### Extract
────────────────────
BACKGROUND OF THE INVENTION

The present invention relates to a thermal transfer type multicolor printer and more specifically to a printing paper feed apparatus of a thermal transfer type multicolor printer, in which a multicolor printing is carried out by the use of a transfer ribbon which carries a plurality of heat-dissolving inks.

One of the inventors has proposed as a joint inventor thermal transfer type multicolor printers in U.S. Pat. No. 4,551,729 entitled METHOD OF MAKING THERMAL TRANSFER TYPE MULTICOLOR PRINTING and issued on Nov. 5, 1985. The disclosure of this patent is incorporated herein by reference. In the prior art printers, a thermal transfer type multicolor printing is xade while both a printing paper and an ink film, placed over the printing paper, are moved between a thermal head and a platen roller which has sprocket pins mounted to it. The ink film has a base film applied with yellow, magenta and cyan inks in turns. After printing of a picture component for a predetermined color, the printing paper is returned to an initial or home position and the ink film is advanced for subsequent printing in another color. Thus, a multicolor printing is performed by superposing inks of three colors. In one of the prior art multicolor printers, the feed of the printing paper is carried out with a platen roller, of which sprocket pins engage with feed holes of the printing paper, and back tension is applied to the printing paper with back tension rollers for preventing color aberration or deviation from predetermined position during both forward and backward feeding.

This prior art multicolor printer has several points to be improved, one of which is that it is rather hard to appropriately adjust peripheral speeds of both the platen roller and the back tension rollers for preventing tearing of peripheries of feed holes, engaging sprocket pins, of the printing paper due to excessive tension in the printing paper.
────────────────────
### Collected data
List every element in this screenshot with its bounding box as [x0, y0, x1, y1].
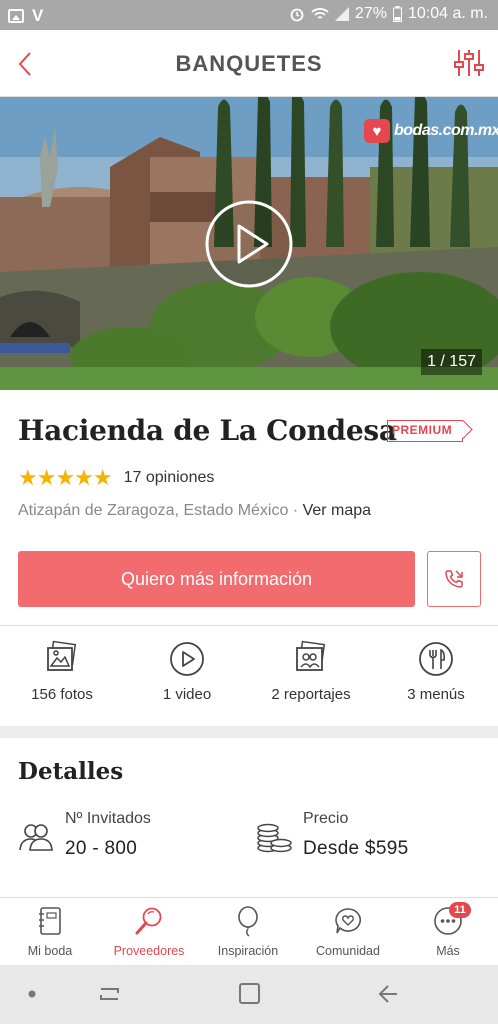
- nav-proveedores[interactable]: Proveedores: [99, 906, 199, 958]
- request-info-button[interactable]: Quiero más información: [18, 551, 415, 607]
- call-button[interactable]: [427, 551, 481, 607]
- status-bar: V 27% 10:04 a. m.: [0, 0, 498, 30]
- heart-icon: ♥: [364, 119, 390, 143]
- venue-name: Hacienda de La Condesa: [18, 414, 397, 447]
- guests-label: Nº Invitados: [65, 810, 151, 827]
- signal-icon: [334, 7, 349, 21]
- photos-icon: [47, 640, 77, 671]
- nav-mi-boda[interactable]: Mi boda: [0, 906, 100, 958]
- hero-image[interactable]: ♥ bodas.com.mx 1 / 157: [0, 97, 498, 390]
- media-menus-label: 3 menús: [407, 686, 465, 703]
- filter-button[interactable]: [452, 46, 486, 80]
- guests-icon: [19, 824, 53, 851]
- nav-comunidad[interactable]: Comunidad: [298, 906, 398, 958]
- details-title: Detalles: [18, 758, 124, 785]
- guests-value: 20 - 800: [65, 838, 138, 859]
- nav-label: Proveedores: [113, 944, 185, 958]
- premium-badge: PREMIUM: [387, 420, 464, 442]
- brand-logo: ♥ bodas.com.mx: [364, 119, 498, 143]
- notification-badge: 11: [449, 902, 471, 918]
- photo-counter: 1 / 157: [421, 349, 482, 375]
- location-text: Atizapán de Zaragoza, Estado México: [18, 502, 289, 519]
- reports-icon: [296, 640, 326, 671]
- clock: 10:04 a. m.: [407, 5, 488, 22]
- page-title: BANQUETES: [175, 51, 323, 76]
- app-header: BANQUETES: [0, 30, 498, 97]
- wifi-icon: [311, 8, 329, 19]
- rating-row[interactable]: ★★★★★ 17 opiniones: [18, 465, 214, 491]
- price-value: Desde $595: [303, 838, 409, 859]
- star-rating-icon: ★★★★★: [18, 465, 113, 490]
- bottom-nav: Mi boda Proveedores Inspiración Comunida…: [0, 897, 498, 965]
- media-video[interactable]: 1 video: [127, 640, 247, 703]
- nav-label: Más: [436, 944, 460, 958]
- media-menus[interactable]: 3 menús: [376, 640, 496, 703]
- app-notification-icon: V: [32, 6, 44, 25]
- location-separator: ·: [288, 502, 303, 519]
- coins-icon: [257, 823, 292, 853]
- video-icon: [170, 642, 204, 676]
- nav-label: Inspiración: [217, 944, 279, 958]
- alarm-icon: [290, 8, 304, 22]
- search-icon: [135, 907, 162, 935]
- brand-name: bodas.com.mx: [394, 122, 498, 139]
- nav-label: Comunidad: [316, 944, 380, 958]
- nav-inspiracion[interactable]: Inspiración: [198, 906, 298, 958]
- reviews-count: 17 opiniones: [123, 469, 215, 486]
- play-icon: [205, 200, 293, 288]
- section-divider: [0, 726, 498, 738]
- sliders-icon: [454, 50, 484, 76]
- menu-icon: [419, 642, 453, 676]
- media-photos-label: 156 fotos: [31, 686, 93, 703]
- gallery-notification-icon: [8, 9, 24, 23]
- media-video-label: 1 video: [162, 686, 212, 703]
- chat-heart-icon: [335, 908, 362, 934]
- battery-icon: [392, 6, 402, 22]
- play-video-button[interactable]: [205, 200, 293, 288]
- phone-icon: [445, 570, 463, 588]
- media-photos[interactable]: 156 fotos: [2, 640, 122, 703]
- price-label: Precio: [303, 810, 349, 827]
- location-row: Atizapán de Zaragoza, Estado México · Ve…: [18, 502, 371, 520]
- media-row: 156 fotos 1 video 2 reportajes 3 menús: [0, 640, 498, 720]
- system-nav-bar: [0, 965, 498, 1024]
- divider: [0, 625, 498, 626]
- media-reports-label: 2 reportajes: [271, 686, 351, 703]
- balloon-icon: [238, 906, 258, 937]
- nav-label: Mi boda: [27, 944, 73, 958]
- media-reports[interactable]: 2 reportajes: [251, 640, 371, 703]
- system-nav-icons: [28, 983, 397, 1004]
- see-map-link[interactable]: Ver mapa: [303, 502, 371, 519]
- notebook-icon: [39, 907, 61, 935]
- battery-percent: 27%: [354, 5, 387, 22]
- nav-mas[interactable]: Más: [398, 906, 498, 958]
────────────────────
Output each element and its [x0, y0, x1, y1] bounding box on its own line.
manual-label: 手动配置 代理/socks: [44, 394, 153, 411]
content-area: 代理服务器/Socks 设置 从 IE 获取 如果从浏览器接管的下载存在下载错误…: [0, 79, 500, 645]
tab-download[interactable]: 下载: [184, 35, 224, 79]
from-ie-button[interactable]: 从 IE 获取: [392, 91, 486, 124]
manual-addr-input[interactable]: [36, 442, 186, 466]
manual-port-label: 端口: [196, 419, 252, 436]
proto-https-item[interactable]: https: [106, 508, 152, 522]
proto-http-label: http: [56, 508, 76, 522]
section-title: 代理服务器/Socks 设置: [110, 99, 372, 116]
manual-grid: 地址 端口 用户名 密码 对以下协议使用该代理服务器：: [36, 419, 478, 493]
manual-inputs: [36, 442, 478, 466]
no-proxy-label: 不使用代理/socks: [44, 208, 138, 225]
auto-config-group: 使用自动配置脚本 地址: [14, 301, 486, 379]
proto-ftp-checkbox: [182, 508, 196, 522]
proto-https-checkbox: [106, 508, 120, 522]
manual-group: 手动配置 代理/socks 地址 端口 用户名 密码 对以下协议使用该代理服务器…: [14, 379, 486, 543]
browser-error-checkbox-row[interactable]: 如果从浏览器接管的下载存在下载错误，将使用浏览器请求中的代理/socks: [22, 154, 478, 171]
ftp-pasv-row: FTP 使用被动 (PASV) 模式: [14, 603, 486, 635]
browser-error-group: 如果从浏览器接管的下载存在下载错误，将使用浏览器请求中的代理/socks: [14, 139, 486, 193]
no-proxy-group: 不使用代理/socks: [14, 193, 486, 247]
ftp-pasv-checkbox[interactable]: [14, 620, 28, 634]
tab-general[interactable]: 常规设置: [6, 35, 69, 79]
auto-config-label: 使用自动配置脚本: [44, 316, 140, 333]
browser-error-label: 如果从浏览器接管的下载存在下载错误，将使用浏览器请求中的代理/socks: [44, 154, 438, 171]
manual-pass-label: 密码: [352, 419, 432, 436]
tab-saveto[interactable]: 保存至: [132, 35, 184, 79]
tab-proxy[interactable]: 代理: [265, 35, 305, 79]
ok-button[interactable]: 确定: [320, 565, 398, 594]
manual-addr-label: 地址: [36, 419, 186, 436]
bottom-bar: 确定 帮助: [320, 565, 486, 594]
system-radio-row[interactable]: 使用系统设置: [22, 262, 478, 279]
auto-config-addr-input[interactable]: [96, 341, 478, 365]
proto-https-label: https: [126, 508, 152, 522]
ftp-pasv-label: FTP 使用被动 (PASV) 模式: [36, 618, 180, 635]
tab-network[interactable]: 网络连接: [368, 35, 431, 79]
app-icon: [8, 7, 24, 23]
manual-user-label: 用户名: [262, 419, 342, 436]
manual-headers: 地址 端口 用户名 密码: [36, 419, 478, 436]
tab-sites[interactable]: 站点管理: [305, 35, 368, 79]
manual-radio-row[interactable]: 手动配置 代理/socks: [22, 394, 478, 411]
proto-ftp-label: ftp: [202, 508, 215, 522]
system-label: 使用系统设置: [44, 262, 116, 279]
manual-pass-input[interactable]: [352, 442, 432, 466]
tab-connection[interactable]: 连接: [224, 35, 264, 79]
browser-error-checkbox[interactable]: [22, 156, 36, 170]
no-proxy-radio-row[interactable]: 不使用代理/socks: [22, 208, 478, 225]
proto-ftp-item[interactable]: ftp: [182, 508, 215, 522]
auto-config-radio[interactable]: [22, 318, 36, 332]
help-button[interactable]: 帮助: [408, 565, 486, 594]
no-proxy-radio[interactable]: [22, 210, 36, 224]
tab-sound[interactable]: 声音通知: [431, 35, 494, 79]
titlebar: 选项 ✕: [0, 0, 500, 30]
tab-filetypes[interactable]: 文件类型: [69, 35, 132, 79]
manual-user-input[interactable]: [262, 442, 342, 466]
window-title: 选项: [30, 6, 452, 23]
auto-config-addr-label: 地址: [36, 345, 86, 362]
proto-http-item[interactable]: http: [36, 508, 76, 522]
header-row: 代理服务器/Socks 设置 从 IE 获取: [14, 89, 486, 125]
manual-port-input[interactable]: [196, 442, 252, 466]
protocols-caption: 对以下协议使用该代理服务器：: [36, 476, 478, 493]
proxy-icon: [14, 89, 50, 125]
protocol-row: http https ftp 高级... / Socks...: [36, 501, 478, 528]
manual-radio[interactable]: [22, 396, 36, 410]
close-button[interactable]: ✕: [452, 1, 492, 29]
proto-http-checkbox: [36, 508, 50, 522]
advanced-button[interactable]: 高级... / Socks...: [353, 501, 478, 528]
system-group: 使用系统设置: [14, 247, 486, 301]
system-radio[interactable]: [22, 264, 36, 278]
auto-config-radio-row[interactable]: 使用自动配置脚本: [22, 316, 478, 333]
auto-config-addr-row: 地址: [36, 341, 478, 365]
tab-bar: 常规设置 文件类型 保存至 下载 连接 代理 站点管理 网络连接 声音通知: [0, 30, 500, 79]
────────────────────
### Your goal
Reproduce the full printer patent background above word for word.

### Answer to the task
BACKGROUND OF THE INVENTION

The present invention relates to a thermal transfer type multicolor printer and more specifically to a printing paper feed apparatus of a thermal transfer type multicolor printer, in which a multicolor printing is carried out by the use of a transfer ribbon which carries a plurality of heat-dissolving inks.

One of the inventors has proposed as a joint inventor thermal transfer type multicolor printers in U.S. Pat. No. 4,551,729 entitled METHOD OF MAKING THERMAL TRANSFER TYPE MULTICOLOR PRINTING and issued on Nov. 5, 1985. The disclosure of this patent is incorporated herein by reference. In the prior art printers, a thermal transfer type multicolor printing is xade while both a printing paper and an ink film, placed over the printing paper, are moved between a thermal head and a platen roller which has sprocket pins mounted to it. The ink film has a base film applied with yellow, magenta and cyan inks in turns. After printing of a picture component for a predetermined color, the printing paper is returned to an initial or home position and the ink film is advanced for subsequent printing in another color. Thus, a multicolor printing is performed by superposing inks of three colors. In one of the prior art multicolor printers, the feed of the printing paper is carried out with a platen roller, of which sprocket pins engage with feed holes of the printing paper, and back tension is applied to the printing paper with back tension rollers for preventing color aberration or deviation from predetermined position during both forward and backward feeding.

This prior art multicolor printer has several points to be improved, one of which is that it is rather hard to appropriately adjust peripheral speeds of both the platen roller and the back tension rollers for preventing tearing of peripheries of feed holes, engaging sprocket pins, of the printing paper due to excessive tension in the printing paper.